§ **Work to complete**:
Write out every line below that includes the word "this".
= = = = =
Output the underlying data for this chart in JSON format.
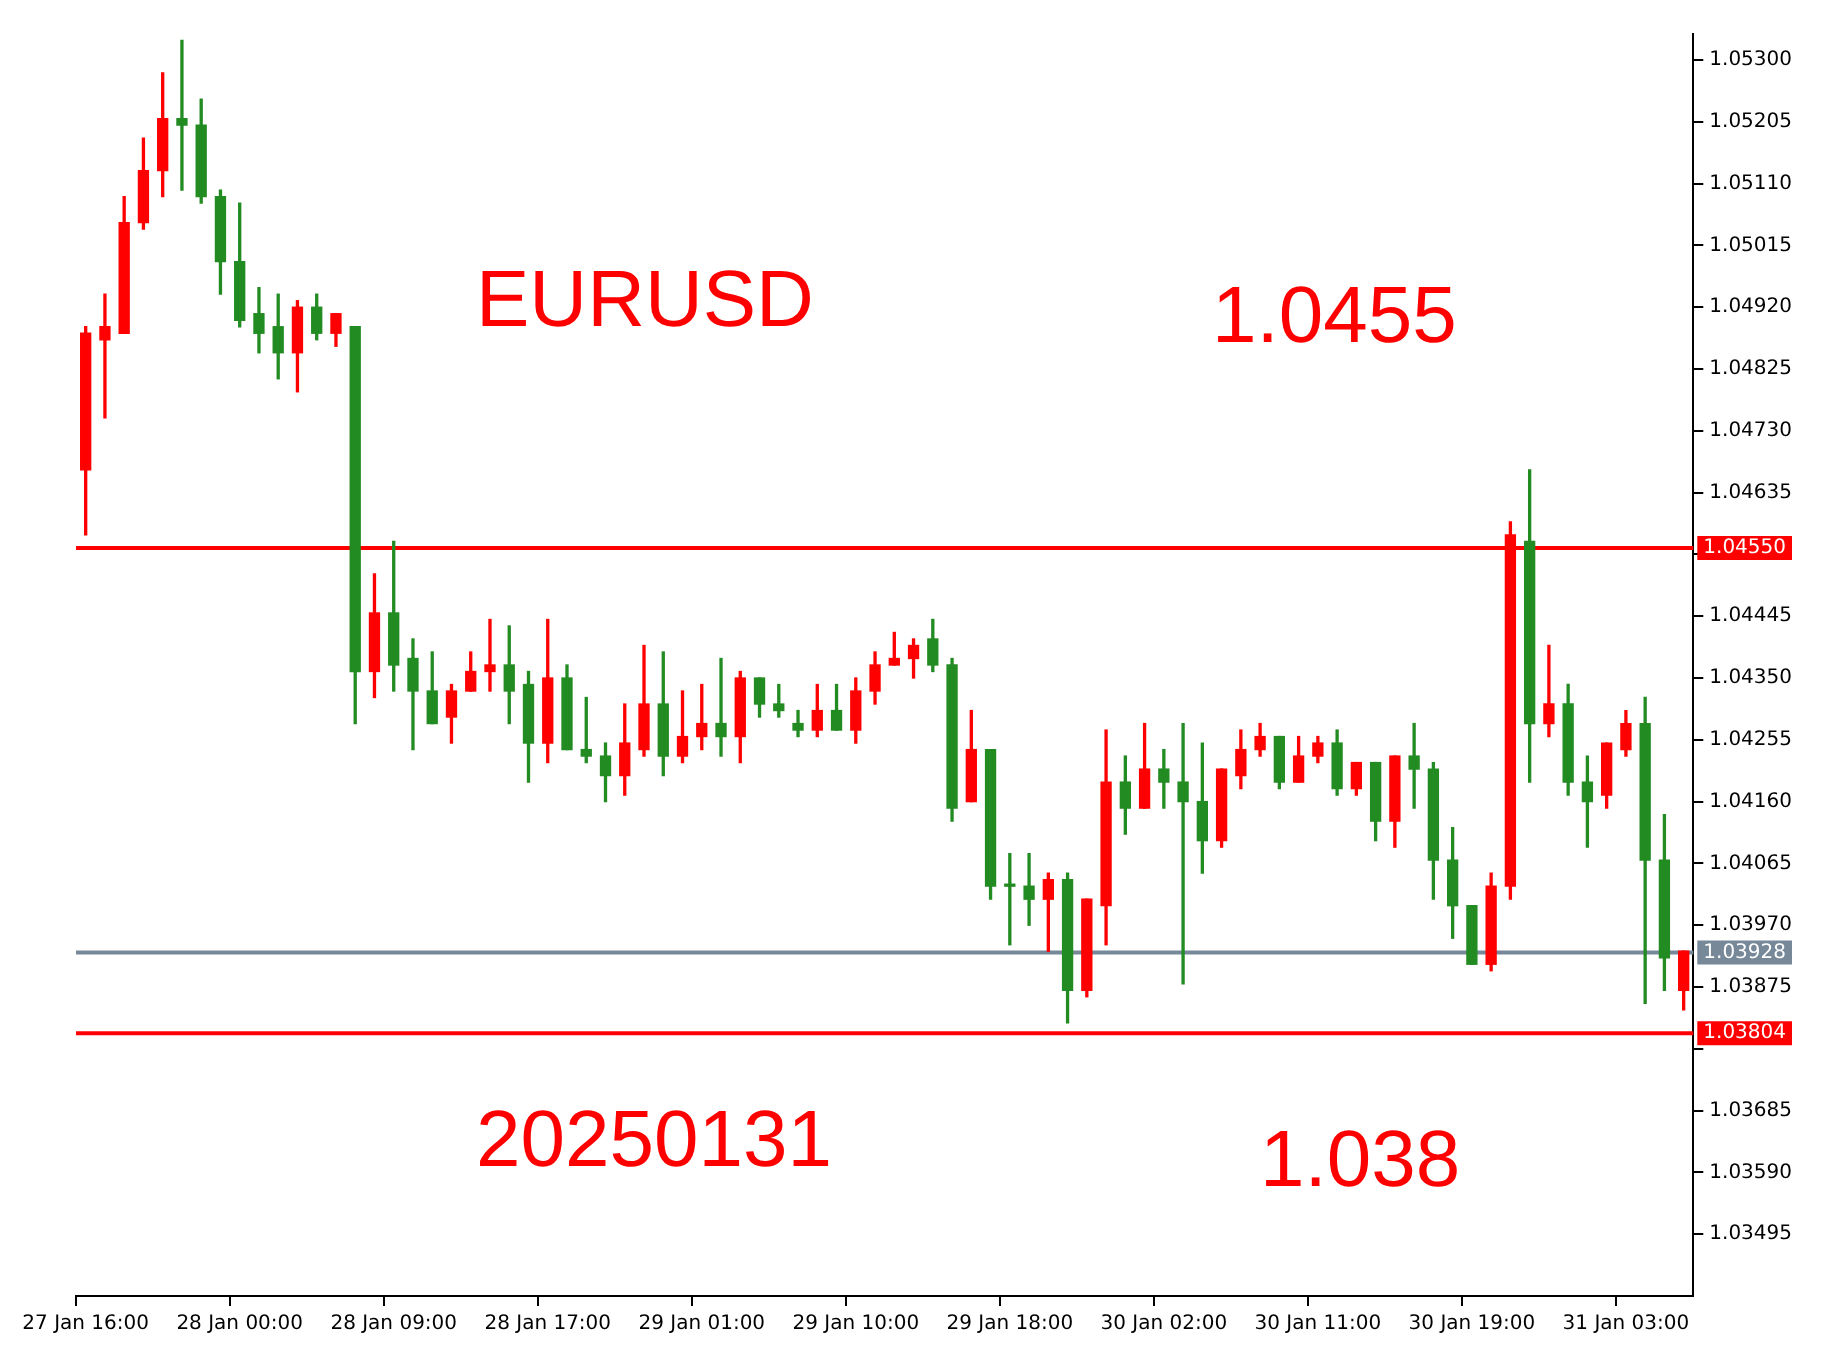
{
  "chart_data": {
    "type": "candlestick",
    "annotations": [
      "EURUSD",
      "1.0455",
      "20250131",
      "1.038"
    ],
    "categories": [
      "27 Jan 16:00",
      null,
      null,
      null,
      null,
      null,
      null,
      null,
      "28 Jan 00:00",
      null,
      null,
      null,
      null,
      null,
      null,
      null,
      "28 Jan 09:00",
      null,
      null,
      null,
      null,
      null,
      null,
      null,
      "28 Jan 17:00",
      null,
      null,
      null,
      null,
      null,
      null,
      null,
      "29 Jan 01:00",
      null,
      null,
      null,
      null,
      null,
      null,
      null,
      "29 Jan 10:00",
      null,
      null,
      null,
      null,
      null,
      null,
      null,
      "29 Jan 18:00",
      null,
      null,
      null,
      null,
      null,
      null,
      null,
      "30 Jan 02:00",
      null,
      null,
      null,
      null,
      null,
      null,
      null,
      "30 Jan 11:00",
      null,
      null,
      null,
      null,
      null,
      null,
      null,
      "30 Jan 19:00",
      null,
      null,
      null,
      null,
      null,
      null,
      null,
      "31 Jan 03:00",
      null,
      null,
      null
    ],
    "ohlc": [
      [
        1.0467,
        1.0489,
        1.0457,
        1.0488
      ],
      [
        1.0487,
        1.0494,
        1.0475,
        1.0489
      ],
      [
        1.0488,
        1.0509,
        1.0488,
        1.0505
      ],
      [
        1.0505,
        1.0518,
        1.0504,
        1.0513
      ],
      [
        1.0513,
        1.0528,
        1.0509,
        1.0521
      ],
      [
        1.0521,
        1.0533,
        1.051,
        1.052
      ],
      [
        1.052,
        1.0524,
        1.0508,
        1.0509
      ],
      [
        1.0509,
        1.051,
        1.0494,
        1.0499
      ],
      [
        1.0499,
        1.0508,
        1.0489,
        1.049
      ],
      [
        1.0491,
        1.0495,
        1.0485,
        1.0488
      ],
      [
        1.0489,
        1.0494,
        1.0481,
        1.0485
      ],
      [
        1.0485,
        1.0493,
        1.0479,
        1.0492
      ],
      [
        1.0492,
        1.0494,
        1.0487,
        1.0488
      ],
      [
        1.0488,
        1.0491,
        1.0486,
        1.0491
      ],
      [
        1.0489,
        1.0489,
        1.0428,
        1.0436
      ],
      [
        1.0436,
        1.0451,
        1.0432,
        1.0445
      ],
      [
        1.0445,
        1.0456,
        1.0433,
        1.0437
      ],
      [
        1.0438,
        1.0441,
        1.0424,
        1.0433
      ],
      [
        1.0433,
        1.0439,
        1.0428,
        1.0428
      ],
      [
        1.0429,
        1.0434,
        1.0425,
        1.0433
      ],
      [
        1.0433,
        1.0439,
        1.0433,
        1.0436
      ],
      [
        1.0436,
        1.0444,
        1.0433,
        1.0437
      ],
      [
        1.0437,
        1.0443,
        1.0428,
        1.0433
      ],
      [
        1.0434,
        1.0436,
        1.0419,
        1.0425
      ],
      [
        1.0425,
        1.0444,
        1.0422,
        1.0435
      ],
      [
        1.0435,
        1.0437,
        1.0424,
        1.0424
      ],
      [
        1.0424,
        1.0432,
        1.0422,
        1.0423
      ],
      [
        1.0423,
        1.0425,
        1.0416,
        1.042
      ],
      [
        1.042,
        1.0431,
        1.0417,
        1.0425
      ],
      [
        1.0424,
        1.044,
        1.0423,
        1.0431
      ],
      [
        1.0431,
        1.0439,
        1.042,
        1.0423
      ],
      [
        1.0423,
        1.0433,
        1.0422,
        1.0426
      ],
      [
        1.0426,
        1.0434,
        1.0424,
        1.0428
      ],
      [
        1.0428,
        1.0438,
        1.0423,
        1.0426
      ],
      [
        1.0426,
        1.0436,
        1.0422,
        1.0435
      ],
      [
        1.0435,
        1.0435,
        1.0429,
        1.0431
      ],
      [
        1.0431,
        1.0434,
        1.0429,
        1.043
      ],
      [
        1.0428,
        1.043,
        1.0426,
        1.0427
      ],
      [
        1.0427,
        1.0434,
        1.0426,
        1.043
      ],
      [
        1.043,
        1.0434,
        1.0427,
        1.0427
      ],
      [
        1.0427,
        1.0435,
        1.0425,
        1.0433
      ],
      [
        1.0433,
        1.0439,
        1.0431,
        1.0437
      ],
      [
        1.0437,
        1.0442,
        1.0437,
        1.0438
      ],
      [
        1.0438,
        1.0441,
        1.0435,
        1.044
      ],
      [
        1.0441,
        1.0444,
        1.0436,
        1.0437
      ],
      [
        1.0437,
        1.0438,
        1.0413,
        1.0415
      ],
      [
        1.0416,
        1.043,
        1.0416,
        1.0424
      ],
      [
        1.0424,
        1.0424,
        1.0401,
        1.0403
      ],
      [
        1.0403,
        1.0408,
        1.0394,
        1.0403
      ],
      [
        1.0403,
        1.0408,
        1.0397,
        1.0401
      ],
      [
        1.0401,
        1.0405,
        1.0393,
        1.0404
      ],
      [
        1.0404,
        1.0405,
        1.0382,
        1.0387
      ],
      [
        1.0387,
        1.0401,
        1.0386,
        1.0401
      ],
      [
        1.04,
        1.0427,
        1.0394,
        1.0419
      ],
      [
        1.0419,
        1.0423,
        1.0411,
        1.0415
      ],
      [
        1.0415,
        1.0428,
        1.0415,
        1.0421
      ],
      [
        1.0421,
        1.0424,
        1.0415,
        1.0419
      ],
      [
        1.0419,
        1.0428,
        1.0388,
        1.0416
      ],
      [
        1.0416,
        1.0425,
        1.0405,
        1.041
      ],
      [
        1.041,
        1.0421,
        1.0409,
        1.0421
      ],
      [
        1.042,
        1.0427,
        1.0418,
        1.0424
      ],
      [
        1.0424,
        1.0428,
        1.0423,
        1.0426
      ],
      [
        1.0426,
        1.0426,
        1.0418,
        1.0419
      ],
      [
        1.0419,
        1.0426,
        1.0419,
        1.0423
      ],
      [
        1.0423,
        1.0426,
        1.0422,
        1.0425
      ],
      [
        1.0425,
        1.0427,
        1.0417,
        1.0418
      ],
      [
        1.0418,
        1.0422,
        1.0417,
        1.0422
      ],
      [
        1.0422,
        1.0422,
        1.041,
        1.0413
      ],
      [
        1.0413,
        1.0423,
        1.0409,
        1.0423
      ],
      [
        1.0423,
        1.0428,
        1.0415,
        1.0421
      ],
      [
        1.0421,
        1.0422,
        1.0401,
        1.0407
      ],
      [
        1.0407,
        1.0412,
        1.0395,
        1.04
      ],
      [
        1.04,
        1.04,
        1.0391,
        1.0391
      ],
      [
        1.0391,
        1.0405,
        1.039,
        1.0403
      ],
      [
        1.0403,
        1.0459,
        1.0401,
        1.0457
      ],
      [
        1.0456,
        1.0467,
        1.0419,
        1.0428
      ],
      [
        1.0428,
        1.044,
        1.0426,
        1.0431
      ],
      [
        1.0431,
        1.0434,
        1.0417,
        1.0419
      ],
      [
        1.0419,
        1.0423,
        1.0409,
        1.0416
      ],
      [
        1.0417,
        1.0425,
        1.0415,
        1.0425
      ],
      [
        1.0424,
        1.043,
        1.0423,
        1.0428
      ],
      [
        1.0428,
        1.0432,
        1.0385,
        1.0407
      ],
      [
        1.0407,
        1.0414,
        1.0387,
        1.0392
      ],
      [
        1.0387,
        1.0393,
        1.0384,
        1.0393
      ]
    ],
    "colors": [
      "#ff0000",
      "#ff0000",
      "#ff0000",
      "#ff0000",
      "#ff0000",
      "#228b22",
      "#228b22",
      "#228b22",
      "#228b22",
      "#228b22",
      "#228b22",
      "#ff0000",
      "#228b22",
      "#ff0000",
      "#228b22",
      "#ff0000",
      "#228b22",
      "#228b22",
      "#228b22",
      "#ff0000",
      "#ff0000",
      "#ff0000",
      "#228b22",
      "#228b22",
      "#ff0000",
      "#228b22",
      "#228b22",
      "#228b22",
      "#ff0000",
      "#ff0000",
      "#228b22",
      "#ff0000",
      "#ff0000",
      "#228b22",
      "#ff0000",
      "#228b22",
      "#228b22",
      "#228b22",
      "#ff0000",
      "#228b22",
      "#ff0000",
      "#ff0000",
      "#ff0000",
      "#ff0000",
      "#228b22",
      "#228b22",
      "#ff0000",
      "#228b22",
      "#228b22",
      "#228b22",
      "#ff0000",
      "#228b22",
      "#ff0000",
      "#ff0000",
      "#228b22",
      "#ff0000",
      "#228b22",
      "#228b22",
      "#228b22",
      "#ff0000",
      "#ff0000",
      "#ff0000",
      "#228b22",
      "#ff0000",
      "#ff0000",
      "#228b22",
      "#ff0000",
      "#228b22",
      "#ff0000",
      "#228b22",
      "#228b22",
      "#228b22",
      "#228b22",
      "#ff0000",
      "#ff0000",
      "#228b22",
      "#ff0000",
      "#228b22",
      "#228b22",
      "#ff0000",
      "#ff0000",
      "#228b22",
      "#228b22",
      "#ff0000"
    ],
    "ylim": [
      1.034,
      1.0534
    ],
    "yticks": [
      {
        "value": 1.053,
        "label": "1.05300"
      },
      {
        "value": 1.05205,
        "label": "1.05205"
      },
      {
        "value": 1.0511,
        "label": "1.05110"
      },
      {
        "value": 1.05015,
        "label": "1.05015"
      },
      {
        "value": 1.0492,
        "label": "1.04920"
      },
      {
        "value": 1.04825,
        "label": "1.04825"
      },
      {
        "value": 1.0473,
        "label": "1.04730"
      },
      {
        "value": 1.04635,
        "label": "1.04635"
      },
      {
        "value": 1.0454,
        "label": null
      },
      {
        "value": 1.04445,
        "label": "1.04445"
      },
      {
        "value": 1.0435,
        "label": "1.04350"
      },
      {
        "value": 1.04255,
        "label": "1.04255"
      },
      {
        "value": 1.0416,
        "label": "1.04160"
      },
      {
        "value": 1.04065,
        "label": "1.04065"
      },
      {
        "value": 1.0397,
        "label": "1.03970"
      },
      {
        "value": 1.03875,
        "label": "1.03875"
      },
      {
        "value": 1.0378,
        "label": null
      },
      {
        "value": 1.03685,
        "label": "1.03685"
      },
      {
        "value": 1.0359,
        "label": "1.03590"
      },
      {
        "value": 1.03495,
        "label": "1.03495"
      }
    ],
    "ref_lines": [
      {
        "axis": "y",
        "value": 1.0455,
        "label": "1.04550",
        "color": "#ff0000",
        "line_style": "solid"
      },
      {
        "axis": "y",
        "value": 1.03804,
        "label": "1.03804",
        "color": "#ff0000",
        "line_style": "solid"
      },
      {
        "axis": "y",
        "value": 1.03928,
        "label": "1.03928",
        "color": "#778899",
        "line_style": "solid"
      }
    ],
    "grid": false,
    "legend": false
  }
}
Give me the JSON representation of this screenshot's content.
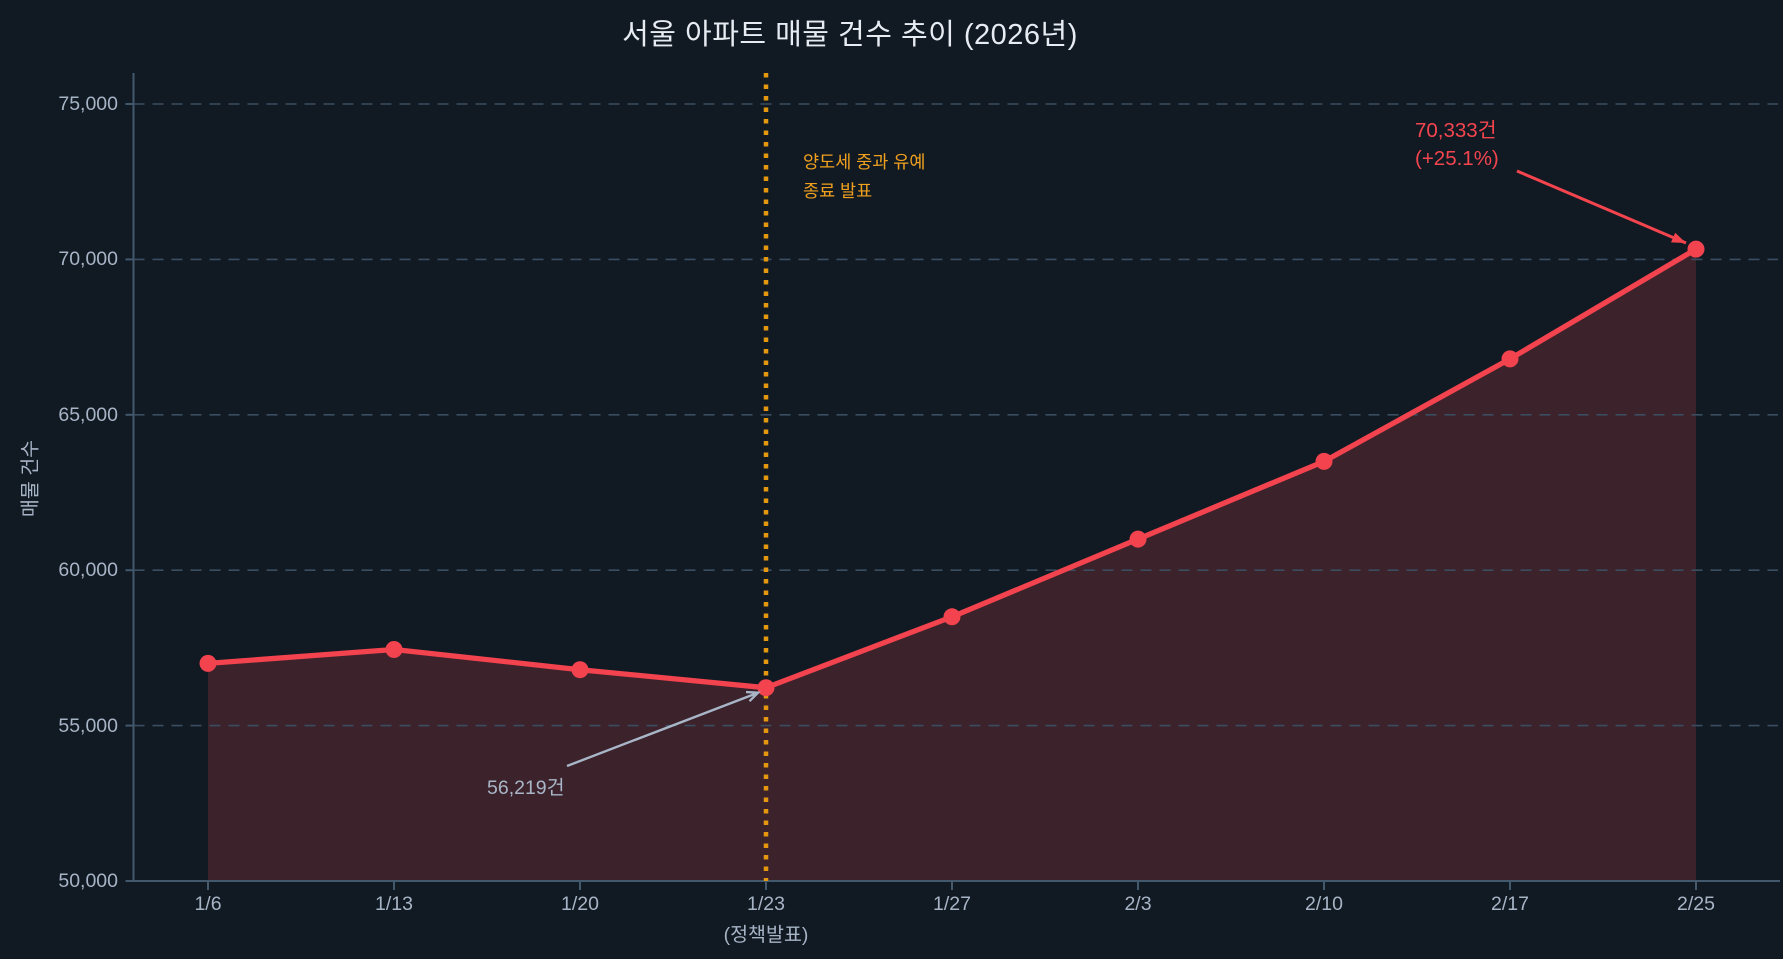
= = = = =
§ **Expected output**:
Output the underlying data for this chart in JSON format.
Give me the JSON representation of this screenshot's content.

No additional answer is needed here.